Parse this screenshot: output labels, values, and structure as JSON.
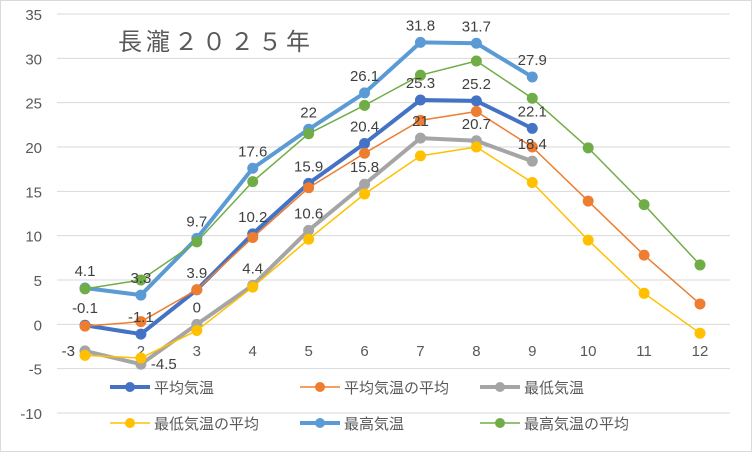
{
  "chart_data": {
    "type": "line",
    "title": "長瀧２０２５年",
    "xlabel": "",
    "ylabel": "",
    "categories": [
      "1",
      "2",
      "3",
      "4",
      "5",
      "6",
      "7",
      "8",
      "9",
      "10",
      "11",
      "12"
    ],
    "ylim": [
      -10,
      35
    ],
    "yticks": [
      "-10",
      "-5",
      "0",
      "5",
      "10",
      "15",
      "20",
      "25",
      "30",
      "35"
    ],
    "grid": true,
    "legend": "bottom",
    "series": [
      {
        "name": "平均気温",
        "color": "#4472c4",
        "width": 4,
        "values": [
          -0.1,
          -1.1,
          3.9,
          10.2,
          15.9,
          20.4,
          25.3,
          25.2,
          22.1,
          null,
          null,
          null
        ],
        "labels": true
      },
      {
        "name": "平均気温の平均",
        "color": "#ed7d31",
        "width": 1.5,
        "values": [
          -0.2,
          0.3,
          3.9,
          9.8,
          15.4,
          19.3,
          23.0,
          24.0,
          20.0,
          13.9,
          7.8,
          2.3
        ],
        "labels": false
      },
      {
        "name": "最低気温",
        "color": "#a5a5a5",
        "width": 4,
        "values": [
          -3,
          -4.5,
          0,
          4.4,
          10.6,
          15.8,
          21,
          20.7,
          18.4,
          null,
          null,
          null
        ],
        "labels": true
      },
      {
        "name": "最低気温の平均",
        "color": "#ffc000",
        "width": 1.5,
        "values": [
          -3.5,
          -3.8,
          -0.7,
          4.2,
          9.6,
          14.7,
          19.0,
          20.0,
          16.0,
          9.5,
          3.5,
          -1.0
        ],
        "labels": false
      },
      {
        "name": "最高気温",
        "color": "#5b9bd5",
        "width": 4,
        "values": [
          4.1,
          3.3,
          9.7,
          17.6,
          22,
          26.1,
          31.8,
          31.7,
          27.9,
          null,
          null,
          null
        ],
        "labels": true
      },
      {
        "name": "最高気温の平均",
        "color": "#70ad47",
        "width": 1.5,
        "values": [
          4.0,
          5.0,
          9.3,
          16.1,
          21.5,
          24.7,
          28.1,
          29.7,
          25.5,
          19.9,
          13.5,
          6.7
        ],
        "labels": false
      }
    ]
  }
}
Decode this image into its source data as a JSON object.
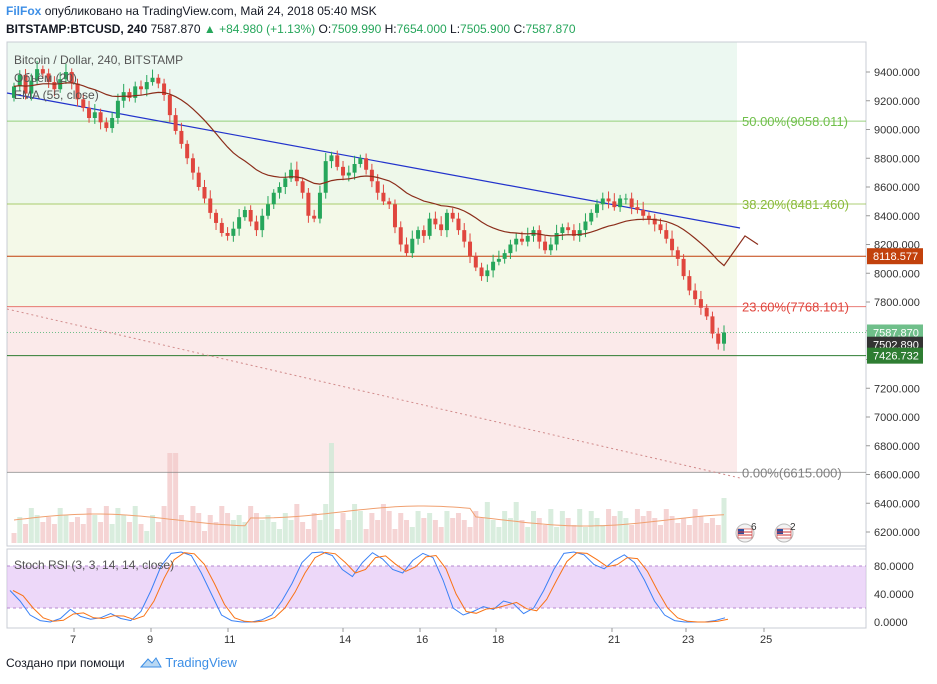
{
  "header": {
    "author": "FilFox",
    "published_text": "опубликовано на TradingView.com, Май 24, 2018 05:40 MSK",
    "symbol": "BITSTAMP:BTCUSD, 240",
    "price": "7587.870",
    "arrow": "▲",
    "change": "+84.980 (+1.13%)",
    "o_label": "O:",
    "o_value": "7509.990",
    "h_label": "H:",
    "h_value": "7654.000",
    "l_label": "L:",
    "l_value": "7505.900",
    "c_label": "C:",
    "c_value": "7587.870"
  },
  "legend": {
    "title": "Bitcoin / Dollar, 240, BITSTAMP",
    "volume": "Объём (20)",
    "ema": "EMA (55, close)",
    "stoch": "Stoch RSI (3, 3, 14, 14, close)"
  },
  "fib_levels": [
    {
      "label": "50.00%(9058.011)",
      "price": 9058.011,
      "color": "#6fbf4a"
    },
    {
      "label": "38.20%(8481.460)",
      "price": 8481.46,
      "color": "#8bbb3a"
    },
    {
      "label": "23.60%(7768.101)",
      "price": 7768.101,
      "color": "#e0463e"
    },
    {
      "label": "0.00%(6615.000)",
      "price": 6615.0,
      "color": "#808080"
    }
  ],
  "price_axis": {
    "ticks": [
      "9400.000",
      "9200.000",
      "9000.000",
      "8800.000",
      "8600.000",
      "8400.000",
      "8200.000",
      "8000.000",
      "7800.000",
      "7600.000",
      "7400.000",
      "7200.000",
      "7000.000",
      "6800.000",
      "6600.000",
      "6400.000",
      "6200.000"
    ],
    "tick_values": [
      9400,
      9200,
      9000,
      8800,
      8600,
      8400,
      8200,
      8000,
      7800,
      7600,
      7400,
      7200,
      7000,
      6800,
      6600,
      6400,
      6200
    ],
    "labels": [
      {
        "text": "8118.577",
        "value": 8118.577,
        "bg": "#c2410c"
      },
      {
        "text": "7587.870",
        "value": 7587.87,
        "bg": "#6fbf8a"
      },
      {
        "text": "7502.890",
        "value": 7502.89,
        "bg": "#333333"
      },
      {
        "text": "7426.732",
        "value": 7426.732,
        "bg": "#2e7d32"
      }
    ]
  },
  "stoch_axis": {
    "ticks": [
      "80.0000",
      "40.0000",
      "0.0000"
    ],
    "values": [
      80,
      40,
      0
    ]
  },
  "time_axis": {
    "labels": [
      "7",
      "9",
      "11",
      "14",
      "16",
      "18",
      "21",
      "23",
      "25"
    ]
  },
  "events": [
    {
      "count": "6"
    },
    {
      "count": "2"
    }
  ],
  "footer": {
    "created": "Создано при помощи",
    "brand": "TradingView"
  },
  "colors": {
    "up": "#26a65b",
    "down": "#e0463e",
    "ema": "#8b2d1a",
    "trend": "#2233cc",
    "stoch_k": "#3b82f6",
    "stoch_d": "#f97316",
    "stoch_band": "#e1bef5"
  }
}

### Task to carry out
Using the listing above, return all lines where the word "BITSTAMP" occurs.

### Exercise output
    "symbol": "BITSTAMP:BTCUSD, 240",
    "title": "Bitcoin / Dollar, 240, BITSTAMP",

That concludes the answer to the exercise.